### Work to complete
Make an exact copy of all the material below, apart from the pictures.

### Collection entries
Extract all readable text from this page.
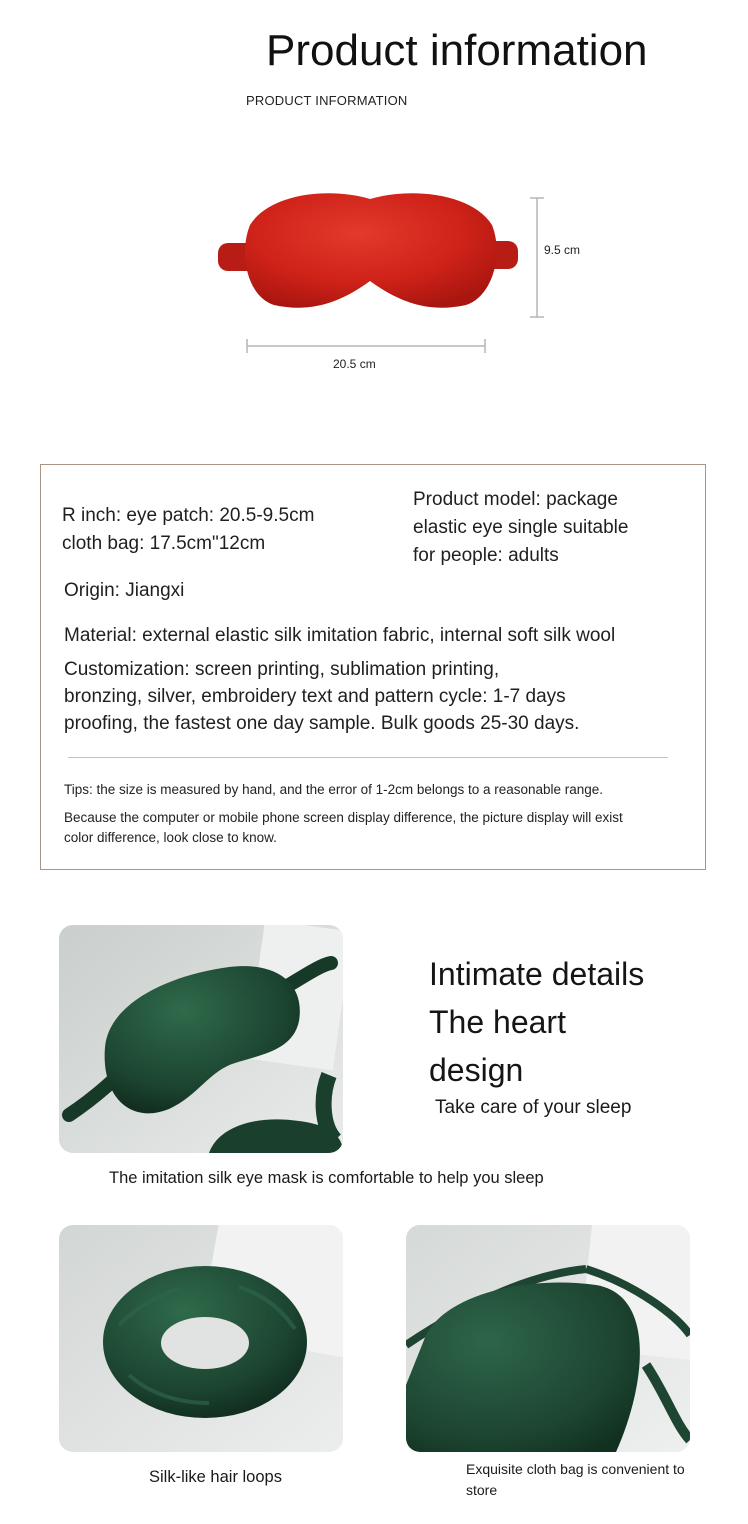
Product information
PRODUCT INFORMATION
9.5 cm
20.5 cm
R inch: eye patch: 20.5-9.5cm
cloth bag: 17.5cm"12cm
Product model: package
elastic eye single suitable
for people: adults
Origin: Jiangxi
Material: external elastic silk imitation fabric, internal soft silk wool
Customization: screen printing, sublimation printing,
bronzing, silver, embroidery text and pattern cycle: 1-7 days
proofing, the fastest one day sample. Bulk goods 25-30 days.
Tips: the size is measured by hand, and the error of 1-2cm belongs to a reasonable range.
Because the computer or mobile phone screen display difference, the picture display will exist
color difference, look close to know.
Intimate details
The heart
design
Take care of your sleep
The imitation silk eye mask is comfortable to help you sleep
Silk-like hair loops	Exquisite cloth bag is convenient to
store
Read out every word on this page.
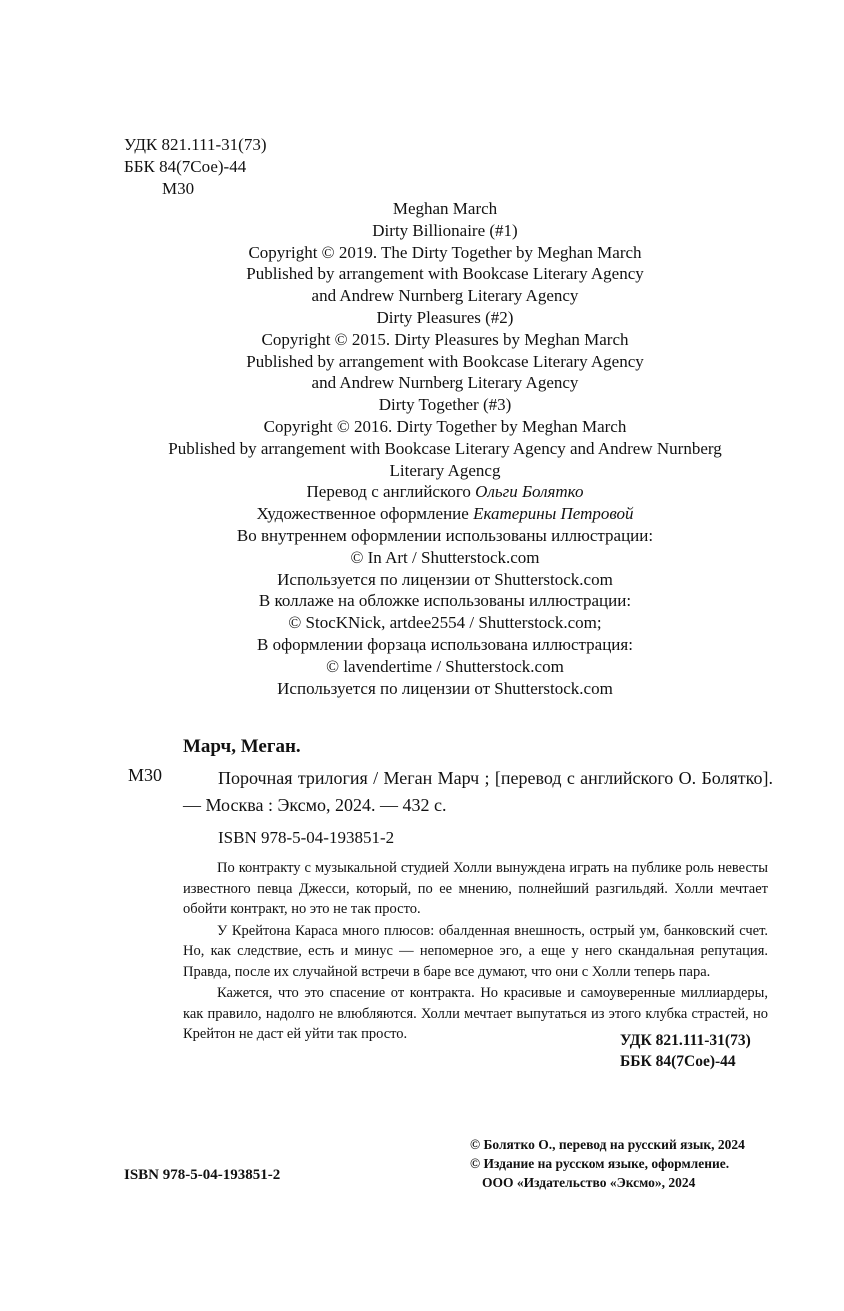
УДК 821.111-31(73)
ББК 84(7Сое)-44
М30
Meghan March
Dirty Billionaire (#1)
Copyright © 2019. The Dirty Together by Meghan March
Published by arrangement with Bookcase Literary Agency
and Andrew Nurnberg Literary Agency
Dirty Pleasures (#2)
Copyright © 2015. Dirty Pleasures by Meghan March
Published by arrangement with Bookcase Literary Agency
and Andrew Nurnberg Literary Agency
Dirty Together (#3)
Copyright © 2016. Dirty Together by Meghan March
Published by arrangement with Bookcase Literary Agency and Andrew Nurnberg
Literary Agencg
Перевод с английского Ольги Болятко
Художественное оформление Екатерины Петровой
Во внутреннем оформлении использованы иллюстрации:
© In Art / Shutterstock.com
Используется по лицензии от Shutterstock.com
В коллаже на обложке использованы иллюстрации:
© StocKNick, artdee2554 / Shutterstock.com;
В оформлении форзаца использована иллюстрация:
© lavendertime / Shutterstock.com
Используется по лицензии от Shutterstock.com
Марч, Меган.
М30	Порочная трилогия / Меган Марч ; [перевод с английского О. Болятко]. — Москва : Эксмо, 2024. — 432 с.
ISBN 978-5-04-193851-2

По контракту с музыкальной студией Холли вынуждена играть на публике роль невесты известного певца Джесси, который, по ее мнению, полнейший разгильдяй. Холли мечтает обойти контракт, но это не так просто.

У Крейтона Караса много плюсов: обалденная внешность, острый ум, банковский счет. Но, как следствие, есть и минус — непомерное эго, а еще у него скандальная репутация. Правда, после их случайной встречи в баре все думают, что они с Холли теперь пара.

Кажется, что это спасение от контракта. Но красивые и самоуверенные миллиардеры, как правило, надолго не влюбляются. Холли мечтает выпутаться из этого клубка страстей, но Крейтон не даст ей уйти так просто.	УДК 821.111-31(73)
ББК 84(7Сое)-44
ISBN 978-5-04-193851-2
© Болятко О., перевод на русский язык, 2024
© Издание на русском языке, оформление.
ООО «Издательство «Эксмо», 2024
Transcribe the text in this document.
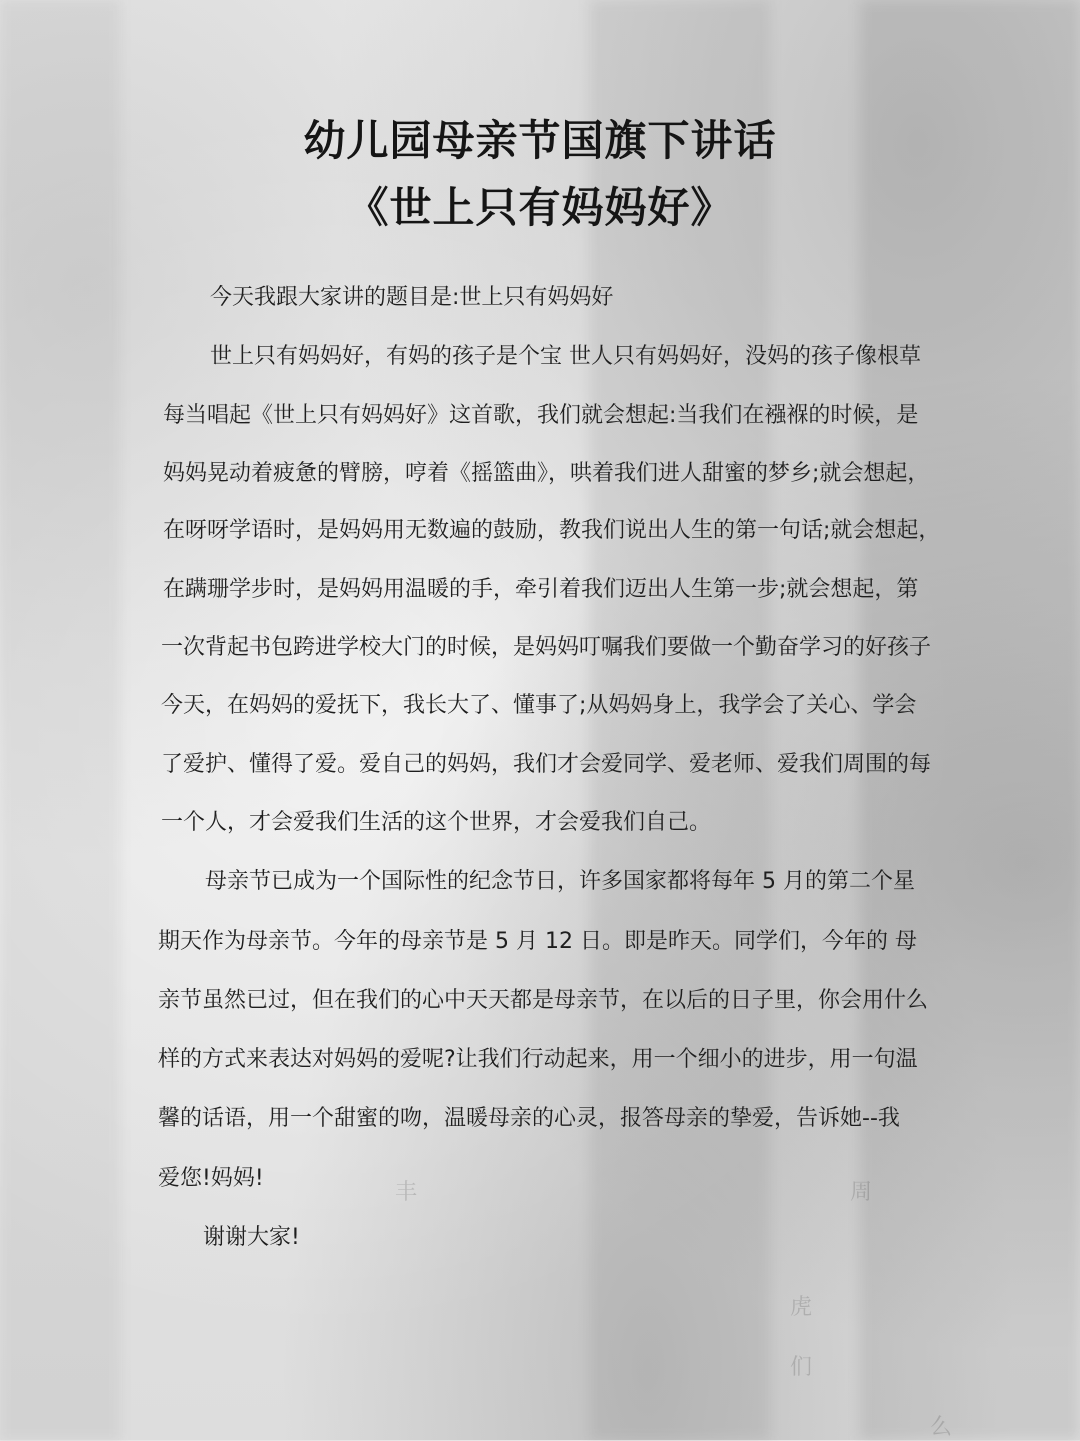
丰	周
虎
们
么
幼儿园母亲节国旗下讲话
《世上只有妈妈好》

今天我跟大家讲的题目是:世上只有妈妈好

世上只有妈妈好，有妈的孩子是个宝 世人只有妈妈好，没妈的孩子像根草

每当唱起《世上只有妈妈好》这首歌，我们就会想起:当我们在襁褓的时候，是

妈妈晃动着疲惫的臂膀，哼着《摇篮曲》，哄着我们进人甜蜜的梦乡;就会想起，

在呀呀学语时，是妈妈用无数遍的鼓励，教我们说出人生的第一句话;就会想起，

在蹒珊学步时，是妈妈用温暖的手，牵引着我们迈出人生第一步;就会想起，第

一次背起书包跨进学校大门的时候，是妈妈叮嘱我们要做一个勤奋学习的好孩子

今天，在妈妈的爱抚下，我长大了、懂事了;从妈妈身上，我学会了关心、学会

了爱护、懂得了爱。爱自己的妈妈，我们才会爱同学、爱老师、爱我们周围的每

一个人，才会爱我们生活的这个世界，才会爱我们自己。

母亲节已成为一个国际性的纪念节日，许多国家都将每年 5 月的第二个星

期天作为母亲节。今年的母亲节是 5 月 12 日。即是昨天。同学们，今年的 母

亲节虽然已过，但在我们的心中天天都是母亲节，在以后的日子里，你会用什么

样的方式来表达对妈妈的爱呢?让我们行动起来，用一个细小的进步，用一句温

馨的话语，用一个甜蜜的吻，温暖母亲的心灵，报答母亲的挚爱，告诉她--我

爱您!妈妈!

谢谢大家!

### Completed task
Extract all readable text from this page.
Product information
PRODUCT INFORMATION
9.5 cm
20.5 cm
R inch: eye patch: 20.5-9.5cm
cloth bag: 17.5cm"12cm
Product model: package
elastic eye single suitable
for people: adults
Origin: Jiangxi
Material: external elastic silk imitation fabric, internal soft silk wool
Customization: screen printing, sublimation printing,
bronzing, silver, embroidery text and pattern cycle: 1-7 days
proofing, the fastest one day sample. Bulk goods 25-30 days.
Tips: the size is measured by hand, and the error of 1-2cm belongs to a reasonable range.
Because the computer or mobile phone screen display difference, the picture display will exist
color difference, look close to know.
Intimate details
The heart
design
Take care of your sleep
The imitation silk eye mask is comfortable to help you sleep
Silk-like hair loops	Exquisite cloth bag is convenient to
store
Read out every word on this page.
УДК 821.111-31(73)
ББК 84(7Сое)-44
М30
Meghan March
Dirty Billionaire (#1)
Copyright © 2019. The Dirty Together by Meghan March
Published by arrangement with Bookcase Literary Agency
and Andrew Nurnberg Literary Agency
Dirty Pleasures (#2)
Copyright © 2015. Dirty Pleasures by Meghan March
Published by arrangement with Bookcase Literary Agency
and Andrew Nurnberg Literary Agency
Dirty Together (#3)
Copyright © 2016. Dirty Together by Meghan March
Published by arrangement with Bookcase Literary Agency and Andrew Nurnberg
Literary Agencg
Перевод с английского Ольги Болятко
Художественное оформление Екатерины Петровой
Во внутреннем оформлении использованы иллюстрации:
© In Art / Shutterstock.com
Используется по лицензии от Shutterstock.com
В коллаже на обложке использованы иллюстрации:
© StocKNick, artdee2554 / Shutterstock.com;
В оформлении форзаца использована иллюстрация:
© lavendertime / Shutterstock.com
Используется по лицензии от Shutterstock.com
Марч, Меган.
М30	Порочная трилогия / Меган Марч ; [перевод с английского О. Болятко]. — Москва : Эксмо, 2024. — 432 с.
ISBN 978-5-04-193851-2

По контракту с музыкальной студией Холли вынуждена играть на публике роль невесты известного певца Джесси, который, по ее мнению, полнейший разгильдяй. Холли мечтает обойти контракт, но это не так просто.

У Крейтона Караса много плюсов: обалденная внешность, острый ум, банковский счет. Но, как следствие, есть и минус — непомерное эго, а еще у него скандальная репутация. Правда, после их случайной встречи в баре все думают, что они с Холли теперь пара.

Кажется, что это спасение от контракта. Но красивые и самоуверенные миллиардеры, как правило, надолго не влюбляются. Холли мечтает выпутаться из этого клубка страстей, но Крейтон не даст ей уйти так просто.	УДК 821.111-31(73)
ББК 84(7Сое)-44
ISBN 978-5-04-193851-2
© Болятко О., перевод на русский язык, 2024
© Издание на русском языке, оформление.
ООО «Издательство «Эксмо», 2024
Transcribe the text in this document.
丰	周
虎
们
么
幼儿园母亲节国旗下讲话
《世上只有妈妈好》

今天我跟大家讲的题目是:世上只有妈妈好

世上只有妈妈好，有妈的孩子是个宝 世人只有妈妈好，没妈的孩子像根草

每当唱起《世上只有妈妈好》这首歌，我们就会想起:当我们在襁褓的时候，是

妈妈晃动着疲惫的臂膀，哼着《摇篮曲》，哄着我们进人甜蜜的梦乡;就会想起，

在呀呀学语时，是妈妈用无数遍的鼓励，教我们说出人生的第一句话;就会想起，

在蹒珊学步时，是妈妈用温暖的手，牵引着我们迈出人生第一步;就会想起，第

一次背起书包跨进学校大门的时候，是妈妈叮嘱我们要做一个勤奋学习的好孩子

今天，在妈妈的爱抚下，我长大了、懂事了;从妈妈身上，我学会了关心、学会

了爱护、懂得了爱。爱自己的妈妈，我们才会爱同学、爱老师、爱我们周围的每

一个人，才会爱我们生活的这个世界，才会爱我们自己。

母亲节已成为一个国际性的纪念节日，许多国家都将每年 5 月的第二个星

期天作为母亲节。今年的母亲节是 5 月 12 日。即是昨天。同学们，今年的 母

亲节虽然已过，但在我们的心中天天都是母亲节，在以后的日子里，你会用什么

样的方式来表达对妈妈的爱呢?让我们行动起来，用一个细小的进步，用一句温

馨的话语，用一个甜蜜的吻，温暖母亲的心灵，报答母亲的挚爱，告诉她--我

爱您!妈妈!

谢谢大家!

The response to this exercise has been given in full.